[Records about charts and figures]
--------------------
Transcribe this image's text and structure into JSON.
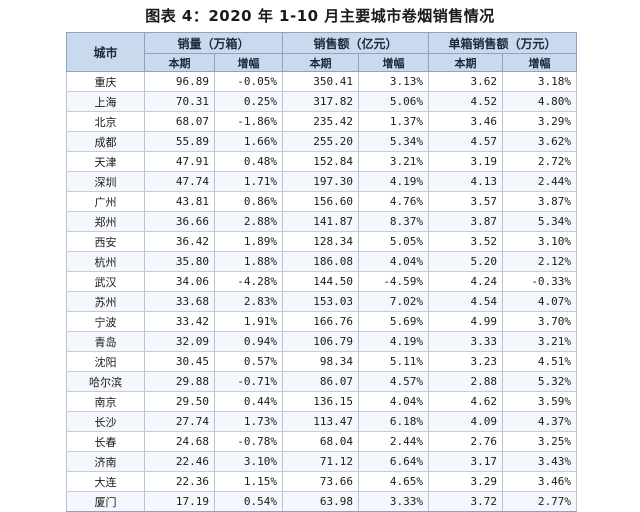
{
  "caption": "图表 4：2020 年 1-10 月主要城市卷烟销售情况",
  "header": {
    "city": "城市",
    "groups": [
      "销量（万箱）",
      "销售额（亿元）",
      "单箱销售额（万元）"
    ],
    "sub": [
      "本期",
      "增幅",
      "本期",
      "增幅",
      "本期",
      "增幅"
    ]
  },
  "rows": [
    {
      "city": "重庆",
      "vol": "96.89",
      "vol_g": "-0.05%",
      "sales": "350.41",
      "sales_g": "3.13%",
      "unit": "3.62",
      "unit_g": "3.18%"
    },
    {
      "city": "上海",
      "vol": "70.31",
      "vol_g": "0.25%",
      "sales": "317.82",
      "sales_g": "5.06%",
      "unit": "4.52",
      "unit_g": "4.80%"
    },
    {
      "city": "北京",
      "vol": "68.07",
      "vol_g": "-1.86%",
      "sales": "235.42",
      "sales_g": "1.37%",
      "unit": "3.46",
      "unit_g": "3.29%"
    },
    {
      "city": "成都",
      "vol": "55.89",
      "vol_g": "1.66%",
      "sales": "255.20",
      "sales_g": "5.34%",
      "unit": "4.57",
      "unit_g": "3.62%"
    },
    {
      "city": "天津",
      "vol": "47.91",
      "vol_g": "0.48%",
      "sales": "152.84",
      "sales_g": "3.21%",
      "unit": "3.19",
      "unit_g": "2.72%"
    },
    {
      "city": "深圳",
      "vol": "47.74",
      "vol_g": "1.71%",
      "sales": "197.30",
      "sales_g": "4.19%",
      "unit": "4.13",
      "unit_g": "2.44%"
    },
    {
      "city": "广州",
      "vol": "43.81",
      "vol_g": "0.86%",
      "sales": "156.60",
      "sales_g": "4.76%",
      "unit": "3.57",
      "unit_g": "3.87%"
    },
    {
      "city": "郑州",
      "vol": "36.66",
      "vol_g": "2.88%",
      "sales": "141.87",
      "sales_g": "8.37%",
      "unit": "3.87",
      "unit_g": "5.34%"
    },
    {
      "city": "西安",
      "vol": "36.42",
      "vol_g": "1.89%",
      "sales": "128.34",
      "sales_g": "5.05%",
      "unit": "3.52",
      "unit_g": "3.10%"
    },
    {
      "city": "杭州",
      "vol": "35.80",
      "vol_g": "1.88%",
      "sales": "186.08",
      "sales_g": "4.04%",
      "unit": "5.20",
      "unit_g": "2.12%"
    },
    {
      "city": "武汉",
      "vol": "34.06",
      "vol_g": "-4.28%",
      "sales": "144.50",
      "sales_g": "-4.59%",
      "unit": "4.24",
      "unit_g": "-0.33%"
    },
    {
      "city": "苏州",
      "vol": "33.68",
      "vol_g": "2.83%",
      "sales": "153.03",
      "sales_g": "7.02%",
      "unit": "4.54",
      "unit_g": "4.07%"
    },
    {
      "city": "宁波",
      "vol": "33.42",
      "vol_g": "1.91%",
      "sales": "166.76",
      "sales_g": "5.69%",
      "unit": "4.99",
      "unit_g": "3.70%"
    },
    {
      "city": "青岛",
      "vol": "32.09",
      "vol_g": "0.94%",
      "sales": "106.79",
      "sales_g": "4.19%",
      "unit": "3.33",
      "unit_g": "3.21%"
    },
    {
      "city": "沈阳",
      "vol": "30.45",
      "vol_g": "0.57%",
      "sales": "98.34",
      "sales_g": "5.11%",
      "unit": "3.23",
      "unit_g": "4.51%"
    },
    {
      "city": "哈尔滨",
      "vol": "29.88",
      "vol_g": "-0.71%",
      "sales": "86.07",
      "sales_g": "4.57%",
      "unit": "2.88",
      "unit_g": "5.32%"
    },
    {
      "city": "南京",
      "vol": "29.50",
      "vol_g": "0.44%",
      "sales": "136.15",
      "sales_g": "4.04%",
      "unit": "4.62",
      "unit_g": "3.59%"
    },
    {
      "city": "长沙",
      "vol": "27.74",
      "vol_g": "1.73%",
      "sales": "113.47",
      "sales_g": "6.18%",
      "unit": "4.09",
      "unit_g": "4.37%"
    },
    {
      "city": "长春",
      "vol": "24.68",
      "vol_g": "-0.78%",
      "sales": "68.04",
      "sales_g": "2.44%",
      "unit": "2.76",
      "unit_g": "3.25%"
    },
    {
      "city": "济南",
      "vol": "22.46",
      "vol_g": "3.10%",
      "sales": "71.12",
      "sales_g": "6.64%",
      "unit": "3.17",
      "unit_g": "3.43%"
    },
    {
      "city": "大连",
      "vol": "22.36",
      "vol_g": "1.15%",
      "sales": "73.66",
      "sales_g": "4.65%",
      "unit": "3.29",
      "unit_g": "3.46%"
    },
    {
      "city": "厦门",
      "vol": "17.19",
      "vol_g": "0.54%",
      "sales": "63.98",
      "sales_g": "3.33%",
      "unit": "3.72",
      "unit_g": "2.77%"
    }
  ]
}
--------------------
### WHAT IS NEEDED
All the records need to be repeated exactly, with the images dropped.

### RESPONSE
Transcribe this image's text and structure into JSON.
{
  "caption": "图表 4：2020 年 1-10 月主要城市卷烟销售情况",
  "header": {
    "city": "城市",
    "groups": [
      "销量（万箱）",
      "销售额（亿元）",
      "单箱销售额（万元）"
    ],
    "sub": [
      "本期",
      "增幅",
      "本期",
      "增幅",
      "本期",
      "增幅"
    ]
  },
  "rows": [
    {
      "city": "重庆",
      "vol": "96.89",
      "vol_g": "-0.05%",
      "sales": "350.41",
      "sales_g": "3.13%",
      "unit": "3.62",
      "unit_g": "3.18%"
    },
    {
      "city": "上海",
      "vol": "70.31",
      "vol_g": "0.25%",
      "sales": "317.82",
      "sales_g": "5.06%",
      "unit": "4.52",
      "unit_g": "4.80%"
    },
    {
      "city": "北京",
      "vol": "68.07",
      "vol_g": "-1.86%",
      "sales": "235.42",
      "sales_g": "1.37%",
      "unit": "3.46",
      "unit_g": "3.29%"
    },
    {
      "city": "成都",
      "vol": "55.89",
      "vol_g": "1.66%",
      "sales": "255.20",
      "sales_g": "5.34%",
      "unit": "4.57",
      "unit_g": "3.62%"
    },
    {
      "city": "天津",
      "vol": "47.91",
      "vol_g": "0.48%",
      "sales": "152.84",
      "sales_g": "3.21%",
      "unit": "3.19",
      "unit_g": "2.72%"
    },
    {
      "city": "深圳",
      "vol": "47.74",
      "vol_g": "1.71%",
      "sales": "197.30",
      "sales_g": "4.19%",
      "unit": "4.13",
      "unit_g": "2.44%"
    },
    {
      "city": "广州",
      "vol": "43.81",
      "vol_g": "0.86%",
      "sales": "156.60",
      "sales_g": "4.76%",
      "unit": "3.57",
      "unit_g": "3.87%"
    },
    {
      "city": "郑州",
      "vol": "36.66",
      "vol_g": "2.88%",
      "sales": "141.87",
      "sales_g": "8.37%",
      "unit": "3.87",
      "unit_g": "5.34%"
    },
    {
      "city": "西安",
      "vol": "36.42",
      "vol_g": "1.89%",
      "sales": "128.34",
      "sales_g": "5.05%",
      "unit": "3.52",
      "unit_g": "3.10%"
    },
    {
      "city": "杭州",
      "vol": "35.80",
      "vol_g": "1.88%",
      "sales": "186.08",
      "sales_g": "4.04%",
      "unit": "5.20",
      "unit_g": "2.12%"
    },
    {
      "city": "武汉",
      "vol": "34.06",
      "vol_g": "-4.28%",
      "sales": "144.50",
      "sales_g": "-4.59%",
      "unit": "4.24",
      "unit_g": "-0.33%"
    },
    {
      "city": "苏州",
      "vol": "33.68",
      "vol_g": "2.83%",
      "sales": "153.03",
      "sales_g": "7.02%",
      "unit": "4.54",
      "unit_g": "4.07%"
    },
    {
      "city": "宁波",
      "vol": "33.42",
      "vol_g": "1.91%",
      "sales": "166.76",
      "sales_g": "5.69%",
      "unit": "4.99",
      "unit_g": "3.70%"
    },
    {
      "city": "青岛",
      "vol": "32.09",
      "vol_g": "0.94%",
      "sales": "106.79",
      "sales_g": "4.19%",
      "unit": "3.33",
      "unit_g": "3.21%"
    },
    {
      "city": "沈阳",
      "vol": "30.45",
      "vol_g": "0.57%",
      "sales": "98.34",
      "sales_g": "5.11%",
      "unit": "3.23",
      "unit_g": "4.51%"
    },
    {
      "city": "哈尔滨",
      "vol": "29.88",
      "vol_g": "-0.71%",
      "sales": "86.07",
      "sales_g": "4.57%",
      "unit": "2.88",
      "unit_g": "5.32%"
    },
    {
      "city": "南京",
      "vol": "29.50",
      "vol_g": "0.44%",
      "sales": "136.15",
      "sales_g": "4.04%",
      "unit": "4.62",
      "unit_g": "3.59%"
    },
    {
      "city": "长沙",
      "vol": "27.74",
      "vol_g": "1.73%",
      "sales": "113.47",
      "sales_g": "6.18%",
      "unit": "4.09",
      "unit_g": "4.37%"
    },
    {
      "city": "长春",
      "vol": "24.68",
      "vol_g": "-0.78%",
      "sales": "68.04",
      "sales_g": "2.44%",
      "unit": "2.76",
      "unit_g": "3.25%"
    },
    {
      "city": "济南",
      "vol": "22.46",
      "vol_g": "3.10%",
      "sales": "71.12",
      "sales_g": "6.64%",
      "unit": "3.17",
      "unit_g": "3.43%"
    },
    {
      "city": "大连",
      "vol": "22.36",
      "vol_g": "1.15%",
      "sales": "73.66",
      "sales_g": "4.65%",
      "unit": "3.29",
      "unit_g": "3.46%"
    },
    {
      "city": "厦门",
      "vol": "17.19",
      "vol_g": "0.54%",
      "sales": "63.98",
      "sales_g": "3.33%",
      "unit": "3.72",
      "unit_g": "2.77%"
    }
  ]
}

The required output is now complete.